■ YOUR OBJECTIVE ■
In the copy, keep every record exact and leave out all images.

■ STORED ROWS ■
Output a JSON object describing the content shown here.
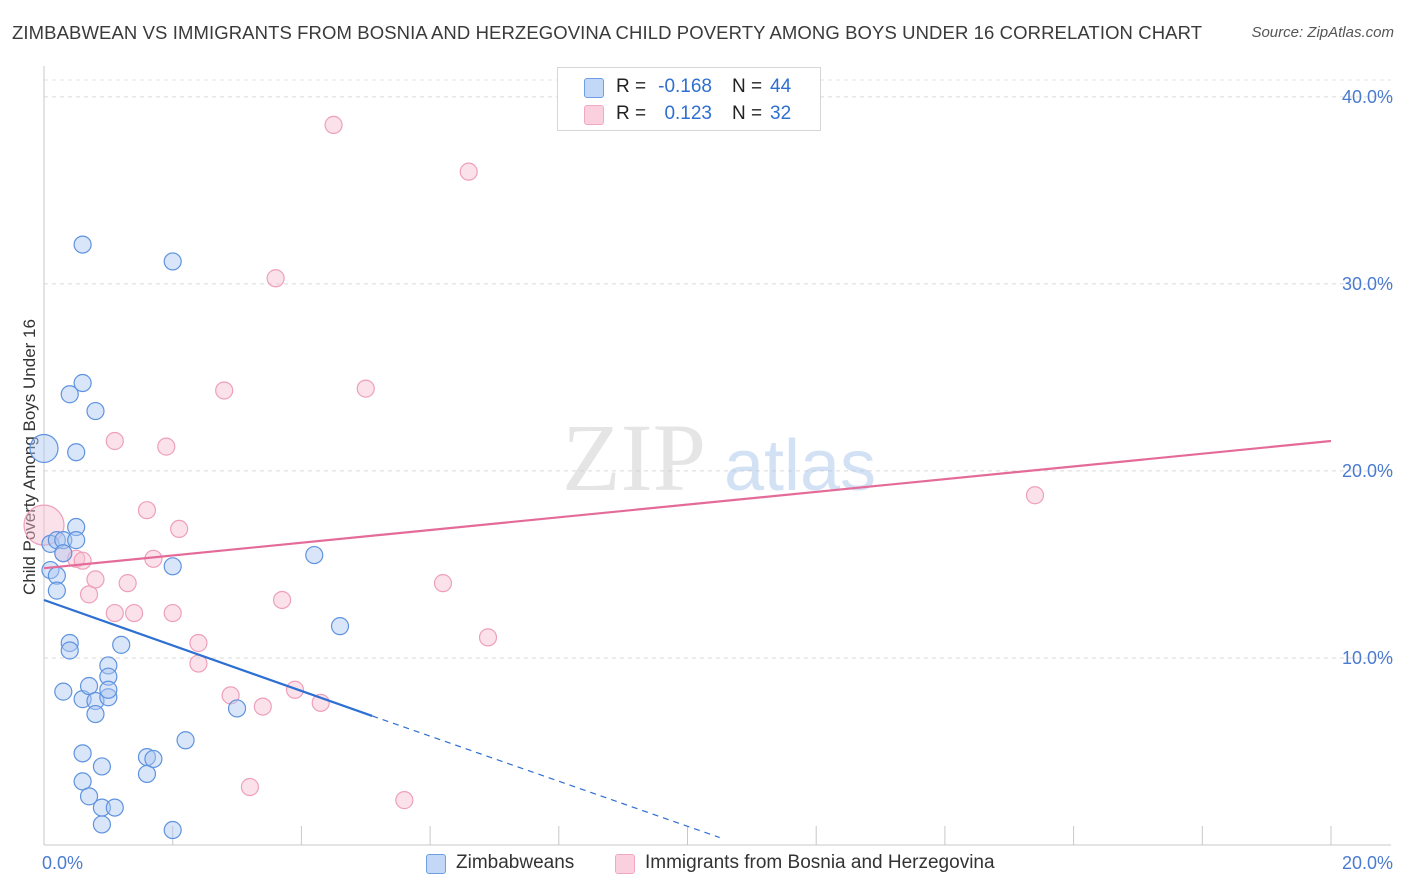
{
  "title": "ZIMBABWEAN VS IMMIGRANTS FROM BOSNIA AND HERZEGOVINA CHILD POVERTY AMONG BOYS UNDER 16 CORRELATION CHART",
  "source": "Source: ZipAtlas.com",
  "watermark": {
    "zip": "ZIP",
    "atlas": "atlas"
  },
  "legend": {
    "rows": [
      {
        "r_label": "R =",
        "r_value": "-0.168",
        "n_label": "N =",
        "n_value": "44"
      },
      {
        "r_label": "R =",
        "r_value": "0.123",
        "n_label": "N =",
        "n_value": "32"
      }
    ]
  },
  "chart_data": {
    "type": "scatter",
    "title": "ZIMBABWEAN VS IMMIGRANTS FROM BOSNIA AND HERZEGOVINA CHILD POVERTY AMONG BOYS UNDER 16 CORRELATION CHART",
    "xlabel": "",
    "ylabel": "Child Poverty Among Boys Under 16",
    "xlim": [
      0,
      20
    ],
    "ylim": [
      0,
      40
    ],
    "x_tick_labels": [
      "0.0%",
      "20.0%"
    ],
    "y_ticks": [
      10,
      20,
      30,
      40
    ],
    "y_tick_labels": [
      "10.0%",
      "20.0%",
      "30.0%",
      "40.0%"
    ],
    "grid": true,
    "colors": {
      "zimbabweans": "#6fa0e6",
      "bosnia": "#f2a8c0",
      "zim_line": "#2e6fd2",
      "bos_line": "#e46b98",
      "tick_text": "#4a7bd0"
    },
    "series": [
      {
        "name": "Zimbabweans",
        "color": "#6fa0e6",
        "r": -0.168,
        "n": 44,
        "trend": {
          "x": [
            0,
            5.1
          ],
          "y": [
            13.1,
            6.9
          ],
          "dashed_to": [
            10.5,
            0.4
          ]
        },
        "points": [
          [
            0,
            21.2
          ],
          [
            0.1,
            16.1
          ],
          [
            0.2,
            16.3
          ],
          [
            0.3,
            16.3
          ],
          [
            0.3,
            15.6
          ],
          [
            0.1,
            14.7
          ],
          [
            0.2,
            14.4
          ],
          [
            0.2,
            13.6
          ],
          [
            0.5,
            17.0
          ],
          [
            0.4,
            24.1
          ],
          [
            0.5,
            21.0
          ],
          [
            0.5,
            16.3
          ],
          [
            0.6,
            24.7
          ],
          [
            0.6,
            32.1
          ],
          [
            0.6,
            7.8
          ],
          [
            0.6,
            3.4
          ],
          [
            0.6,
            4.9
          ],
          [
            0.7,
            8.5
          ],
          [
            0.8,
            7.7
          ],
          [
            0.8,
            7.0
          ],
          [
            0.8,
            23.2
          ],
          [
            0.4,
            10.8
          ],
          [
            0.4,
            10.4
          ],
          [
            0.3,
            8.2
          ],
          [
            0.9,
            4.2
          ],
          [
            0.9,
            1.1
          ],
          [
            0.9,
            2.0
          ],
          [
            1.0,
            7.9
          ],
          [
            1.0,
            9.6
          ],
          [
            1.0,
            9.0
          ],
          [
            1.0,
            8.3
          ],
          [
            1.2,
            10.7
          ],
          [
            1.6,
            4.7
          ],
          [
            1.6,
            3.8
          ],
          [
            1.7,
            4.6
          ],
          [
            2.0,
            0.8
          ],
          [
            2.0,
            31.2
          ],
          [
            2.0,
            14.9
          ],
          [
            2.2,
            5.6
          ],
          [
            3.0,
            7.3
          ],
          [
            4.2,
            15.5
          ],
          [
            4.6,
            11.7
          ],
          [
            1.1,
            2.0
          ],
          [
            0.7,
            2.6
          ]
        ]
      },
      {
        "name": "Immigrants from Bosnia and Herzegovina",
        "color": "#f2a8c0",
        "r": 0.123,
        "n": 32,
        "trend": {
          "x": [
            0,
            20
          ],
          "y": [
            14.8,
            21.6
          ]
        },
        "points": [
          [
            0,
            17.1
          ],
          [
            0.3,
            15.6
          ],
          [
            0.5,
            15.3
          ],
          [
            0.6,
            15.2
          ],
          [
            0.7,
            13.4
          ],
          [
            0.8,
            14.2
          ],
          [
            1.1,
            12.4
          ],
          [
            1.1,
            21.6
          ],
          [
            1.3,
            14.0
          ],
          [
            1.4,
            12.4
          ],
          [
            1.6,
            17.9
          ],
          [
            1.7,
            15.3
          ],
          [
            1.9,
            21.3
          ],
          [
            2.0,
            12.4
          ],
          [
            2.1,
            16.9
          ],
          [
            2.4,
            10.8
          ],
          [
            2.4,
            9.7
          ],
          [
            2.8,
            24.3
          ],
          [
            2.9,
            8.0
          ],
          [
            3.2,
            3.1
          ],
          [
            3.4,
            7.4
          ],
          [
            3.6,
            30.3
          ],
          [
            3.7,
            13.1
          ],
          [
            3.9,
            8.3
          ],
          [
            4.3,
            7.6
          ],
          [
            4.5,
            38.5
          ],
          [
            5.0,
            24.4
          ],
          [
            5.6,
            2.4
          ],
          [
            6.2,
            14.0
          ],
          [
            6.6,
            36.0
          ],
          [
            6.9,
            11.1
          ],
          [
            15.4,
            18.7
          ]
        ]
      }
    ]
  },
  "bottom_legend": [
    "Zimbabweans",
    "Immigrants from Bosnia and Herzegovina"
  ]
}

■ CORRECT ANSWER ■
Output a JSON object describing the content shown here.
{
  "title": "ZIMBABWEAN VS IMMIGRANTS FROM BOSNIA AND HERZEGOVINA CHILD POVERTY AMONG BOYS UNDER 16 CORRELATION CHART",
  "source": "Source: ZipAtlas.com",
  "watermark": {
    "zip": "ZIP",
    "atlas": "atlas"
  },
  "legend": {
    "rows": [
      {
        "r_label": "R =",
        "r_value": "-0.168",
        "n_label": "N =",
        "n_value": "44"
      },
      {
        "r_label": "R =",
        "r_value": "0.123",
        "n_label": "N =",
        "n_value": "32"
      }
    ]
  },
  "chart_data": {
    "type": "scatter",
    "title": "ZIMBABWEAN VS IMMIGRANTS FROM BOSNIA AND HERZEGOVINA CHILD POVERTY AMONG BOYS UNDER 16 CORRELATION CHART",
    "xlabel": "",
    "ylabel": "Child Poverty Among Boys Under 16",
    "xlim": [
      0,
      20
    ],
    "ylim": [
      0,
      40
    ],
    "x_tick_labels": [
      "0.0%",
      "20.0%"
    ],
    "y_ticks": [
      10,
      20,
      30,
      40
    ],
    "y_tick_labels": [
      "10.0%",
      "20.0%",
      "30.0%",
      "40.0%"
    ],
    "grid": true,
    "colors": {
      "zimbabweans": "#6fa0e6",
      "bosnia": "#f2a8c0",
      "zim_line": "#2e6fd2",
      "bos_line": "#e46b98",
      "tick_text": "#4a7bd0"
    },
    "series": [
      {
        "name": "Zimbabweans",
        "color": "#6fa0e6",
        "r": -0.168,
        "n": 44,
        "trend": {
          "x": [
            0,
            5.1
          ],
          "y": [
            13.1,
            6.9
          ],
          "dashed_to": [
            10.5,
            0.4
          ]
        },
        "points": [
          [
            0,
            21.2
          ],
          [
            0.1,
            16.1
          ],
          [
            0.2,
            16.3
          ],
          [
            0.3,
            16.3
          ],
          [
            0.3,
            15.6
          ],
          [
            0.1,
            14.7
          ],
          [
            0.2,
            14.4
          ],
          [
            0.2,
            13.6
          ],
          [
            0.5,
            17.0
          ],
          [
            0.4,
            24.1
          ],
          [
            0.5,
            21.0
          ],
          [
            0.5,
            16.3
          ],
          [
            0.6,
            24.7
          ],
          [
            0.6,
            32.1
          ],
          [
            0.6,
            7.8
          ],
          [
            0.6,
            3.4
          ],
          [
            0.6,
            4.9
          ],
          [
            0.7,
            8.5
          ],
          [
            0.8,
            7.7
          ],
          [
            0.8,
            7.0
          ],
          [
            0.8,
            23.2
          ],
          [
            0.4,
            10.8
          ],
          [
            0.4,
            10.4
          ],
          [
            0.3,
            8.2
          ],
          [
            0.9,
            4.2
          ],
          [
            0.9,
            1.1
          ],
          [
            0.9,
            2.0
          ],
          [
            1.0,
            7.9
          ],
          [
            1.0,
            9.6
          ],
          [
            1.0,
            9.0
          ],
          [
            1.0,
            8.3
          ],
          [
            1.2,
            10.7
          ],
          [
            1.6,
            4.7
          ],
          [
            1.6,
            3.8
          ],
          [
            1.7,
            4.6
          ],
          [
            2.0,
            0.8
          ],
          [
            2.0,
            31.2
          ],
          [
            2.0,
            14.9
          ],
          [
            2.2,
            5.6
          ],
          [
            3.0,
            7.3
          ],
          [
            4.2,
            15.5
          ],
          [
            4.6,
            11.7
          ],
          [
            1.1,
            2.0
          ],
          [
            0.7,
            2.6
          ]
        ]
      },
      {
        "name": "Immigrants from Bosnia and Herzegovina",
        "color": "#f2a8c0",
        "r": 0.123,
        "n": 32,
        "trend": {
          "x": [
            0,
            20
          ],
          "y": [
            14.8,
            21.6
          ]
        },
        "points": [
          [
            0,
            17.1
          ],
          [
            0.3,
            15.6
          ],
          [
            0.5,
            15.3
          ],
          [
            0.6,
            15.2
          ],
          [
            0.7,
            13.4
          ],
          [
            0.8,
            14.2
          ],
          [
            1.1,
            12.4
          ],
          [
            1.1,
            21.6
          ],
          [
            1.3,
            14.0
          ],
          [
            1.4,
            12.4
          ],
          [
            1.6,
            17.9
          ],
          [
            1.7,
            15.3
          ],
          [
            1.9,
            21.3
          ],
          [
            2.0,
            12.4
          ],
          [
            2.1,
            16.9
          ],
          [
            2.4,
            10.8
          ],
          [
            2.4,
            9.7
          ],
          [
            2.8,
            24.3
          ],
          [
            2.9,
            8.0
          ],
          [
            3.2,
            3.1
          ],
          [
            3.4,
            7.4
          ],
          [
            3.6,
            30.3
          ],
          [
            3.7,
            13.1
          ],
          [
            3.9,
            8.3
          ],
          [
            4.3,
            7.6
          ],
          [
            4.5,
            38.5
          ],
          [
            5.0,
            24.4
          ],
          [
            5.6,
            2.4
          ],
          [
            6.2,
            14.0
          ],
          [
            6.6,
            36.0
          ],
          [
            6.9,
            11.1
          ],
          [
            15.4,
            18.7
          ]
        ]
      }
    ]
  },
  "bottom_legend": [
    "Zimbabweans",
    "Immigrants from Bosnia and Herzegovina"
  ]
}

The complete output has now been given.